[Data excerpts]
— Begin —
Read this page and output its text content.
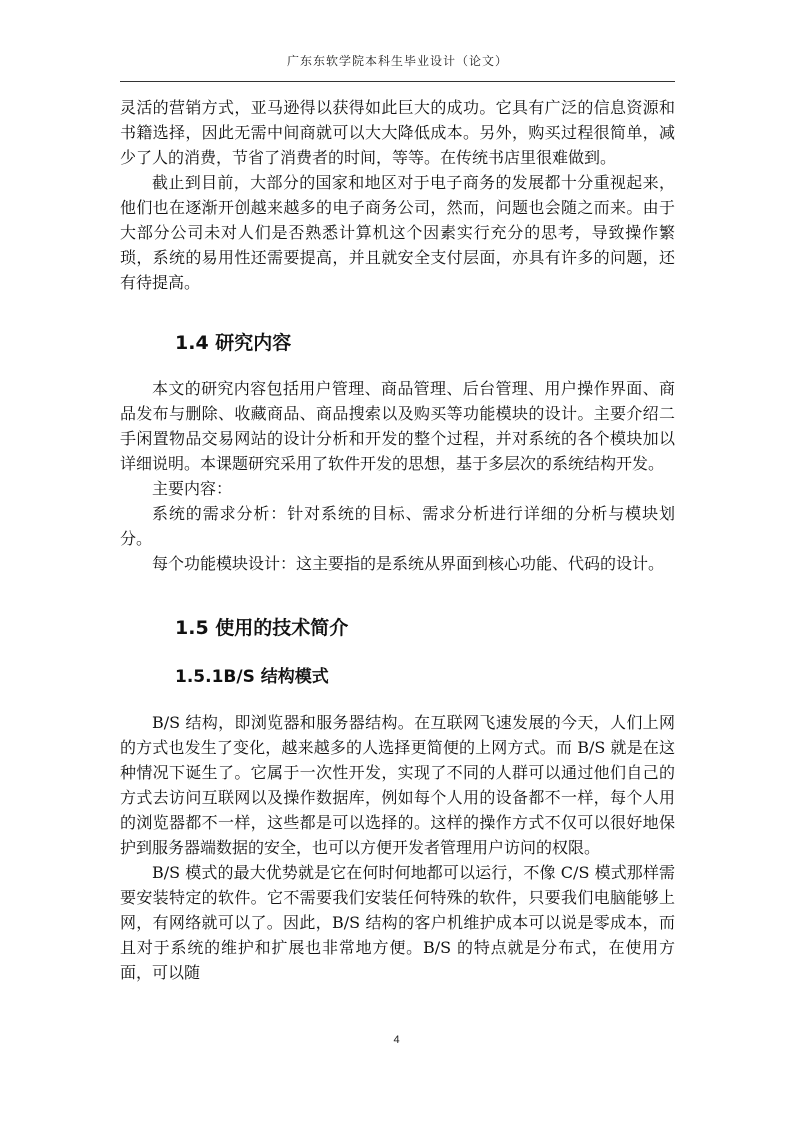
广东东软学院本科生毕业设计（论文）

灵活的营销方式，亚马逊得以获得如此巨大的成功。它具有广泛的信息资源和书籍选择，因此无需中间商就可以大大降低成本。另外，购买过程很简单，减少了人的消费，节省了消费者的时间，等等。在传统书店里很难做到。

截止到目前，大部分的国家和地区对于电子商务的发展都十分重视起来，他们也在逐渐开创越来越多的电子商务公司，然而，问题也会随之而来。由于大部分公司未对人们是否熟悉计算机这个因素实行充分的思考，导致操作繁琐，系统的易用性还需要提高，并且就安全支付层面，亦具有许多的问题，还有待提高。

1.4 研究内容

本文的研究内容包括用户管理、商品管理、后台管理、用户操作界面、商品发布与删除、收藏商品、商品搜索以及购买等功能模块的设计。主要介绍二手闲置物品交易网站的设计分析和开发的整个过程，并对系统的各个模块加以详细说明。本课题研究采用了软件开发的思想，基于多层次的系统结构开发。

主要内容：

系统的需求分析：针对系统的目标、需求分析进行详细的分析与模块划分。

每个功能模块设计：这主要指的是系统从界面到核心功能、代码的设计。

1.5 使用的技术简介
1.5.1B/S 结构模式

B/S 结构，即浏览器和服务器结构。在互联网飞速发展的今天，人们上网的方式也发生了变化，越来越多的人选择更简便的上网方式。而 B/S 就是在这种情况下诞生了。它属于一次性开发，实现了不同的人群可以通过他们自己的方式去访问互联网以及操作数据库，例如每个人用的设备都不一样，每个人用的浏览器都不一样，这些都是可以选择的。这样的操作方式不仅可以很好地保护到服务器端数据的安全，也可以方便开发者管理用户访问的权限。

B/S 模式的最大优势就是它在何时何地都可以运行，不像 C/S 模式那样需要安装特定的软件。它不需要我们安装任何特殊的软件，只要我们电脑能够上网，有网络就可以了。因此，B/S 结构的客户机维护成本可以说是零成本，而且对于系统的维护和扩展也非常地方便。B/S 的特点就是分布式，在使用方面，可以随

4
— End —
• [DIRECTIONS]: Every line above should be returned exactly; the pictures stay out.

• [EXERCISE RESULT]:
Read this page and output its text content.
广东东软学院本科生毕业设计（论文）

灵活的营销方式，亚马逊得以获得如此巨大的成功。它具有广泛的信息资源和书籍选择，因此无需中间商就可以大大降低成本。另外，购买过程很简单，减少了人的消费，节省了消费者的时间，等等。在传统书店里很难做到。

截止到目前，大部分的国家和地区对于电子商务的发展都十分重视起来，他们也在逐渐开创越来越多的电子商务公司，然而，问题也会随之而来。由于大部分公司未对人们是否熟悉计算机这个因素实行充分的思考，导致操作繁琐，系统的易用性还需要提高，并且就安全支付层面，亦具有许多的问题，还有待提高。

1.4 研究内容

本文的研究内容包括用户管理、商品管理、后台管理、用户操作界面、商品发布与删除、收藏商品、商品搜索以及购买等功能模块的设计。主要介绍二手闲置物品交易网站的设计分析和开发的整个过程，并对系统的各个模块加以详细说明。本课题研究采用了软件开发的思想，基于多层次的系统结构开发。

主要内容：

系统的需求分析：针对系统的目标、需求分析进行详细的分析与模块划分。

每个功能模块设计：这主要指的是系统从界面到核心功能、代码的设计。

1.5 使用的技术简介
1.5.1B/S 结构模式

B/S 结构，即浏览器和服务器结构。在互联网飞速发展的今天，人们上网的方式也发生了变化，越来越多的人选择更简便的上网方式。而 B/S 就是在这种情况下诞生了。它属于一次性开发，实现了不同的人群可以通过他们自己的方式去访问互联网以及操作数据库，例如每个人用的设备都不一样，每个人用的浏览器都不一样，这些都是可以选择的。这样的操作方式不仅可以很好地保护到服务器端数据的安全，也可以方便开发者管理用户访问的权限。

B/S 模式的最大优势就是它在何时何地都可以运行，不像 C/S 模式那样需要安装特定的软件。它不需要我们安装任何特殊的软件，只要我们电脑能够上网，有网络就可以了。因此，B/S 结构的客户机维护成本可以说是零成本，而且对于系统的维护和扩展也非常地方便。B/S 的特点就是分布式，在使用方面，可以随

4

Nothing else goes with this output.